Exercise task
In full and without alteration, give the listing again.

Data entries for graphics:
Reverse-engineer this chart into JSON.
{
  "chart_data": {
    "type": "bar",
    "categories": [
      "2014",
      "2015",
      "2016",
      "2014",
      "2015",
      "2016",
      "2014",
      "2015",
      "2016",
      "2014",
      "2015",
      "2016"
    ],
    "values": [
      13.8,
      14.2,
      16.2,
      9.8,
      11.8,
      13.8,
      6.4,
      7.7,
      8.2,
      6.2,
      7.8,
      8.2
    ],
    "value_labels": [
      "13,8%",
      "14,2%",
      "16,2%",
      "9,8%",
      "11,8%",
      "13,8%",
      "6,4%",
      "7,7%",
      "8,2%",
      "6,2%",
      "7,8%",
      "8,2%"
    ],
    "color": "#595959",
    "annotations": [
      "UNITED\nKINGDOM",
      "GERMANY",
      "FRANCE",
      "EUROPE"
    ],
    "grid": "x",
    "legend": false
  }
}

Full solution
Reverse-engineer this chart into JSON.
{
  "chart_data": {
    "type": "bar",
    "categories": [
      "2014",
      "2015",
      "2016",
      "2014",
      "2015",
      "2016",
      "2014",
      "2015",
      "2016",
      "2014",
      "2015",
      "2016"
    ],
    "values": [
      13.8,
      14.2,
      16.2,
      9.8,
      11.8,
      13.8,
      6.4,
      7.7,
      8.2,
      6.2,
      7.8,
      8.2
    ],
    "value_labels": [
      "13,8%",
      "14,2%",
      "16,2%",
      "9,8%",
      "11,8%",
      "13,8%",
      "6,4%",
      "7,7%",
      "8,2%",
      "6,2%",
      "7,8%",
      "8,2%"
    ],
    "color": "#595959",
    "annotations": [
      "UNITED\nKINGDOM",
      "GERMANY",
      "FRANCE",
      "EUROPE"
    ],
    "grid": "x",
    "legend": false
  }
}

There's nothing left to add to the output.